[Exercise objective]: Below are some records. Pull every line that contains the word "шопер".

##### Input

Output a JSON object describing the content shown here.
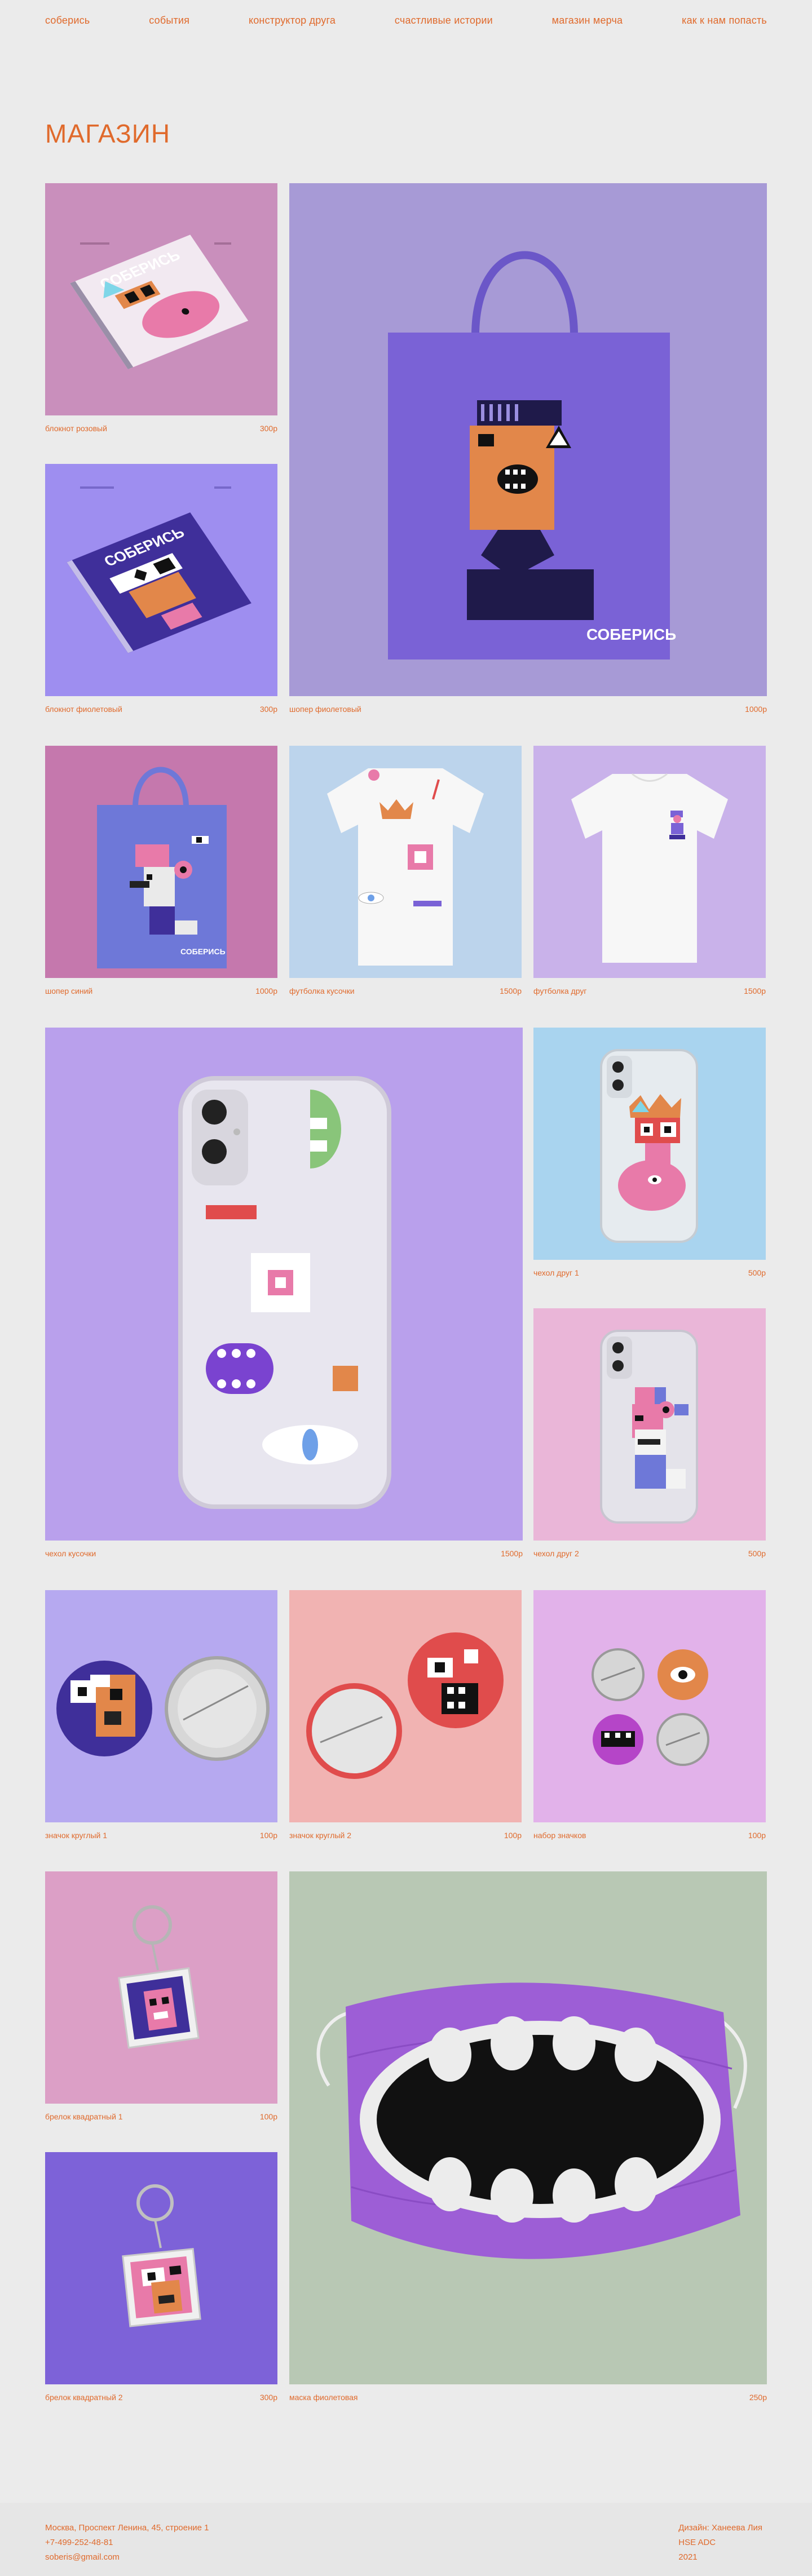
{
  "nav": {
    "items": [
      "соберись",
      "события",
      "конструктор друга",
      "счастливые истории",
      "магазин мерча",
      "как к нам попасть"
    ]
  },
  "page": {
    "title": "МАГАЗИН"
  },
  "products": [
    {
      "name": "блокнот розовый",
      "price": "300р",
      "bg": "#c98fbc",
      "icon": "notebook-pink-image"
    },
    {
      "name": "шопер фиолетовый",
      "price": "1000р",
      "bg": "#a79ad6",
      "icon": "tote-purple-image"
    },
    {
      "name": "блокнот фиолетовый",
      "price": "300р",
      "bg": "#9e8ef0",
      "icon": "notebook-violet-image"
    },
    {
      "name": "шопер синий",
      "price": "1000р",
      "bg": "#c578ad",
      "icon": "tote-blue-image"
    },
    {
      "name": "футболка кусочки",
      "price": "1500р",
      "bg": "#bcd4ec",
      "icon": "tshirt-pieces-image"
    },
    {
      "name": "футболка друг",
      "price": "1500р",
      "bg": "#c9b2ea",
      "icon": "tshirt-friend-image"
    },
    {
      "name": "чехол кусочки",
      "price": "1500р",
      "bg": "#b9a0ec",
      "icon": "phone-case-pieces-image"
    },
    {
      "name": "чехол друг 1",
      "price": "500р",
      "bg": "#a9d4ef",
      "icon": "phone-case-friend-1-image"
    },
    {
      "name": "чехол друг 2",
      "price": "500р",
      "bg": "#eab6d8",
      "icon": "phone-case-friend-2-image"
    },
    {
      "name": "значок круглый 1",
      "price": "100р",
      "bg": "#b6a9f0",
      "icon": "badge-round-1-image"
    },
    {
      "name": "значок круглый 2",
      "price": "100р",
      "bg": "#f1b3b2",
      "icon": "badge-round-2-image"
    },
    {
      "name": "набор значков",
      "price": "100р",
      "bg": "#e2b2ea",
      "icon": "badge-set-image"
    },
    {
      "name": "брелок квадратный 1",
      "price": "100р",
      "bg": "#dc9fc6",
      "icon": "keychain-1-image"
    },
    {
      "name": "маска фиолетовая",
      "price": "250р",
      "bg": "#b8c8b4",
      "icon": "mask-purple-image"
    },
    {
      "name": "брелок квадратный 2",
      "price": "300р",
      "bg": "#7d62d8",
      "icon": "keychain-2-image"
    }
  ],
  "brand": {
    "wordmark": "СОБЕРИСЬ"
  },
  "footer": {
    "address": "Москва, Проспект Ленина, 45, строение 1",
    "phone": "+7-499-252-48-81",
    "email": "soberis@gmail.com",
    "credit": "Дизайн: Ханеева Лия",
    "school": "HSE ADC",
    "year": "2021"
  },
  "colors": {
    "accent": "#e06a2c",
    "page_bg": "#ebebeb",
    "face_orange": "#e2874a",
    "deep_purple": "#3f2f9a",
    "pink_face": "#e87aa9"
  }
}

##########

[Output below]:
      "name": "шопер фиолетовый",
      "name": "шопер синий",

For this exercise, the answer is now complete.